## Directions
Scan the records and identify every line in which the string "atrophy" occurs, then return those lines.

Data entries
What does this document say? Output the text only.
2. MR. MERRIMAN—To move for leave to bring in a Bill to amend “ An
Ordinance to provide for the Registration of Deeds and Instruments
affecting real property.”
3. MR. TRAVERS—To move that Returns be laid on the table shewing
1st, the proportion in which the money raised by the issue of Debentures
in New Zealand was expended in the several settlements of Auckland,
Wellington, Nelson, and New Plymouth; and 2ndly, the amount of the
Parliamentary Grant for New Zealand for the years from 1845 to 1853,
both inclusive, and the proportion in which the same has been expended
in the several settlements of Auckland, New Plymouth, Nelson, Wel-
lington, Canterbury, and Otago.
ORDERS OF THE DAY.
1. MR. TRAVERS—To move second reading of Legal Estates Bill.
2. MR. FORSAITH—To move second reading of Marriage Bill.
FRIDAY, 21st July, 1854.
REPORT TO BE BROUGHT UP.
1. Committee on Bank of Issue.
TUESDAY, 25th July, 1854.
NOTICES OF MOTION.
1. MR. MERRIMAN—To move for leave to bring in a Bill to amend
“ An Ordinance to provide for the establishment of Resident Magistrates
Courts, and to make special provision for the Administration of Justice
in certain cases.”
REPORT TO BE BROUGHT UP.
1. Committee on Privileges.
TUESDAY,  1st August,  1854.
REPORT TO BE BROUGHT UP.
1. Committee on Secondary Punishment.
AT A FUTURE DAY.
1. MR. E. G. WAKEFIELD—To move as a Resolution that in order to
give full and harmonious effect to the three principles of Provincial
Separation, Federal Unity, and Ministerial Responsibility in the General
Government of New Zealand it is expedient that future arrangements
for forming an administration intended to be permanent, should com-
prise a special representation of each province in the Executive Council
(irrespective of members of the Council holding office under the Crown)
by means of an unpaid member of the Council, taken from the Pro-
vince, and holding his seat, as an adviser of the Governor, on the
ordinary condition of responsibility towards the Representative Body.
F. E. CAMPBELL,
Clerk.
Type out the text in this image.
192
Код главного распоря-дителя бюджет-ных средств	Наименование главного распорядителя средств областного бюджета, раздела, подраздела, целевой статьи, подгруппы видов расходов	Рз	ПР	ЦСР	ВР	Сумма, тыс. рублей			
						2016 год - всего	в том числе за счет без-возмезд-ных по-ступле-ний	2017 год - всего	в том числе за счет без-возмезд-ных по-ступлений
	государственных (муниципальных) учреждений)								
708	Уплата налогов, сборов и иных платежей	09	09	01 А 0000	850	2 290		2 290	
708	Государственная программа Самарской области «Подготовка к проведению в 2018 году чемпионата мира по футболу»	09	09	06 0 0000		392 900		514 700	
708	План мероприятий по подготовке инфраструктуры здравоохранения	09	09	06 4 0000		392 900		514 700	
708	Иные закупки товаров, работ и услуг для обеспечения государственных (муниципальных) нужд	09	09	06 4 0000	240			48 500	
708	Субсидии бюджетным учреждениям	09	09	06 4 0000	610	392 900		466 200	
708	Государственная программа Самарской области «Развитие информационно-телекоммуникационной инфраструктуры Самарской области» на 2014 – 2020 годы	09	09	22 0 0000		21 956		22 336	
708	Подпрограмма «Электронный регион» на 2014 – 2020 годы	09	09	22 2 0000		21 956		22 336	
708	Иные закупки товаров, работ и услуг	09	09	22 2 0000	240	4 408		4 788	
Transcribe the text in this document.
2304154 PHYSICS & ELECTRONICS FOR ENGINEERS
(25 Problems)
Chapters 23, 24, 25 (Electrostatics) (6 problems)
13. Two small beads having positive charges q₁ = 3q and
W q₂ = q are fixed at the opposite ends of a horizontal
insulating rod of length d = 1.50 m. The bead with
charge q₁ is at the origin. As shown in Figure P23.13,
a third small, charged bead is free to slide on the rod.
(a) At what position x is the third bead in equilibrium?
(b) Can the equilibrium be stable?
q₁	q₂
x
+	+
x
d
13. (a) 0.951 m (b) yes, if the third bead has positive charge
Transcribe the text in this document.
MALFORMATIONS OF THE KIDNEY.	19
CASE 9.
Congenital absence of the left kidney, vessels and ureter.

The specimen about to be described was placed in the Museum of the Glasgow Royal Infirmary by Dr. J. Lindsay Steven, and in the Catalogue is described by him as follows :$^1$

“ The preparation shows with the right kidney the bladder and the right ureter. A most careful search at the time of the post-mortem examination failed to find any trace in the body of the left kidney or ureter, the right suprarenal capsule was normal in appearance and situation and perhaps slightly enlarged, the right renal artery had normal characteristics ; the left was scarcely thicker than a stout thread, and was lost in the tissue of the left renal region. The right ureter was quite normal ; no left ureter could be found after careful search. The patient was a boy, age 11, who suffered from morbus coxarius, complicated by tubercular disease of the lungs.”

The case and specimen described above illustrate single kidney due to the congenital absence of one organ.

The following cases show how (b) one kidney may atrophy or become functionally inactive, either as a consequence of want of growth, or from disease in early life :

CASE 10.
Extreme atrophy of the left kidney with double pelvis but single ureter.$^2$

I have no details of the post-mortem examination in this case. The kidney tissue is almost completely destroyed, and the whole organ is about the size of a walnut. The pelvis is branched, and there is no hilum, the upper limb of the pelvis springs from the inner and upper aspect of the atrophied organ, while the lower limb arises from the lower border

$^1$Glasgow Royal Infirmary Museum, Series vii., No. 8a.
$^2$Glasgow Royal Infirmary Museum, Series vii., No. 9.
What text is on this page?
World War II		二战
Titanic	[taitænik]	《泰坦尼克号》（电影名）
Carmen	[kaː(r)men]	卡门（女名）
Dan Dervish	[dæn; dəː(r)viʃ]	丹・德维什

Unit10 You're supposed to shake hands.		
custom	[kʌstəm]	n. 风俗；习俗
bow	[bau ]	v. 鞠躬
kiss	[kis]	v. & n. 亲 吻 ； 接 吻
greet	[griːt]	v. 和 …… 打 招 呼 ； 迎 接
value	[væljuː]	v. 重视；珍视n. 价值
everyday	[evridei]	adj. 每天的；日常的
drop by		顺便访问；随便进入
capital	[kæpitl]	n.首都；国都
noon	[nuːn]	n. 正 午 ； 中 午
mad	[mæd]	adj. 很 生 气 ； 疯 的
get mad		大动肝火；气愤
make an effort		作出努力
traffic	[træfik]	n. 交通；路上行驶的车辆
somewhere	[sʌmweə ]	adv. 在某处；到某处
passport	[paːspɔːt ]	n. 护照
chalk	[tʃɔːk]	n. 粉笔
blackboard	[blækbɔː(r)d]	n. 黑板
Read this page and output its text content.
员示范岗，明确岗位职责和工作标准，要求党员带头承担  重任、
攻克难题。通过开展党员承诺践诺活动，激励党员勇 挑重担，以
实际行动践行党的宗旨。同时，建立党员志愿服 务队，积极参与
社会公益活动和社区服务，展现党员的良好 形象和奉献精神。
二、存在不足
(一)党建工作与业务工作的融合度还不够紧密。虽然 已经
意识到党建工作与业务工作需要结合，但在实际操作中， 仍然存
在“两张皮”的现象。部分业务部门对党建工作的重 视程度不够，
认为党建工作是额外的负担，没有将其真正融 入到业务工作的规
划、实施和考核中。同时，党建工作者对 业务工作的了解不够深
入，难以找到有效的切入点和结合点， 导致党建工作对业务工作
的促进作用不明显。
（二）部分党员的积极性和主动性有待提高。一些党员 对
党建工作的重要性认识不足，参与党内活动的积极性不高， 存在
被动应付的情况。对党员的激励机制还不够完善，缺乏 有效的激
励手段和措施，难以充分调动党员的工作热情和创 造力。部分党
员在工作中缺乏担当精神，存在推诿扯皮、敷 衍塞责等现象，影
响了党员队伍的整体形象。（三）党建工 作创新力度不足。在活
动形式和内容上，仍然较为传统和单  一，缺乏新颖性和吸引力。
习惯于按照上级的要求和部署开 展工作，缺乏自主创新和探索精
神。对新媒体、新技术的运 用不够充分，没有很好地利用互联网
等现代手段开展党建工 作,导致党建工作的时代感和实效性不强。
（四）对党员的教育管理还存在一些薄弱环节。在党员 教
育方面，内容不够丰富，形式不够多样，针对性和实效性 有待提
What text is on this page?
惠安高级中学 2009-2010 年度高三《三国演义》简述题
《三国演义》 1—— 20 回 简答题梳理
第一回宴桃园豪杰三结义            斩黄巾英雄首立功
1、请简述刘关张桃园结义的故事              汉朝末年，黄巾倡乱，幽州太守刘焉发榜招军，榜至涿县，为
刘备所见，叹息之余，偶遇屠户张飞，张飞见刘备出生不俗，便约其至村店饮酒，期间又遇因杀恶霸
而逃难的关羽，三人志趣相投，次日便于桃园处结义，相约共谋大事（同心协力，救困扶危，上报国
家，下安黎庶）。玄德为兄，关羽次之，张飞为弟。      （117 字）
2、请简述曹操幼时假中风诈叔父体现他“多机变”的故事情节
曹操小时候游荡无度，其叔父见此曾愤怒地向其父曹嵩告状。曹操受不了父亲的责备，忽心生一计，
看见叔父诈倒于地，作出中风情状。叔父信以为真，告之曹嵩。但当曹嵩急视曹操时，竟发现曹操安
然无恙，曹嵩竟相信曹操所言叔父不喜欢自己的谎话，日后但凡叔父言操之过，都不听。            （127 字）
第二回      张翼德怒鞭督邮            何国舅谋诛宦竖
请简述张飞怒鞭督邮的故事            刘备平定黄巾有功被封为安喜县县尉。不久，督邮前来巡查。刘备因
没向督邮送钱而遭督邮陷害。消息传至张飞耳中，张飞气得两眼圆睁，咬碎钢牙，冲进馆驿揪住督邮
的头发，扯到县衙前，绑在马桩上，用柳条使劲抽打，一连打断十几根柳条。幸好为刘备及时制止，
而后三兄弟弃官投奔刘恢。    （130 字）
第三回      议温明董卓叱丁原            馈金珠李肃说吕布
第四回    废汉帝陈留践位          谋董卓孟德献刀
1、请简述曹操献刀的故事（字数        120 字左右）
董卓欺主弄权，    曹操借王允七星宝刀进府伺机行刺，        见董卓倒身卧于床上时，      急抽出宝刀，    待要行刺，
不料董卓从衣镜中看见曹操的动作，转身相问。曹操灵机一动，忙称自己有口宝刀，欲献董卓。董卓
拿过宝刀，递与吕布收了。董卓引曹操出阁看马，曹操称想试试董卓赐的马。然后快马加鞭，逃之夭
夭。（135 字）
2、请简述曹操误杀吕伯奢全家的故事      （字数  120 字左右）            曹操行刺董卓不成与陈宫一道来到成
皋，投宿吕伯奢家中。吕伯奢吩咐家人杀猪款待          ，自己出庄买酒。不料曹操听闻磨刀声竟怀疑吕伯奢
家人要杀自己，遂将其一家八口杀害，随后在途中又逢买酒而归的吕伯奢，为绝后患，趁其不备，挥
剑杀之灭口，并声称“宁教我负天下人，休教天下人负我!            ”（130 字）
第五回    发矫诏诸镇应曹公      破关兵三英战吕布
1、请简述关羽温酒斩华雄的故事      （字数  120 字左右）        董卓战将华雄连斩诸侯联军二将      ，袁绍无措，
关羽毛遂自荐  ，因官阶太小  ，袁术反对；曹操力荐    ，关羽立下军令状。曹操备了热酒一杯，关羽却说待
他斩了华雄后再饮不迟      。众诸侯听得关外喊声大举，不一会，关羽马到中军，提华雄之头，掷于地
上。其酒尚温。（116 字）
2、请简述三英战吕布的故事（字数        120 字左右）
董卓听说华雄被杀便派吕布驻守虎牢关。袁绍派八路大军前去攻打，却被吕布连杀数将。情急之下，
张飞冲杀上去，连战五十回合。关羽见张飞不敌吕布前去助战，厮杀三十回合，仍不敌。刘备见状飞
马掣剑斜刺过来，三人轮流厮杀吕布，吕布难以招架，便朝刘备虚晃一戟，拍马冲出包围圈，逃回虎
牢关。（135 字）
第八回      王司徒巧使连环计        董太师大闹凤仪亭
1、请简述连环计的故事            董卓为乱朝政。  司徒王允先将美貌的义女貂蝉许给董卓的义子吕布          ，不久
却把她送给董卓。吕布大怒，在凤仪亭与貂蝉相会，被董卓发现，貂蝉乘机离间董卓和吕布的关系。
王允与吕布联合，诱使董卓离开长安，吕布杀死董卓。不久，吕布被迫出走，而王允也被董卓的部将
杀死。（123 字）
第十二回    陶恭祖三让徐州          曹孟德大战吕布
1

## Correct output
The following cases show how (b) one kidney may atrophy or become functionally inactive, either as a consequence of want of growth, or from disease in early life :
Extreme atrophy of the left kidney with double pelvis but single ureter.$^2$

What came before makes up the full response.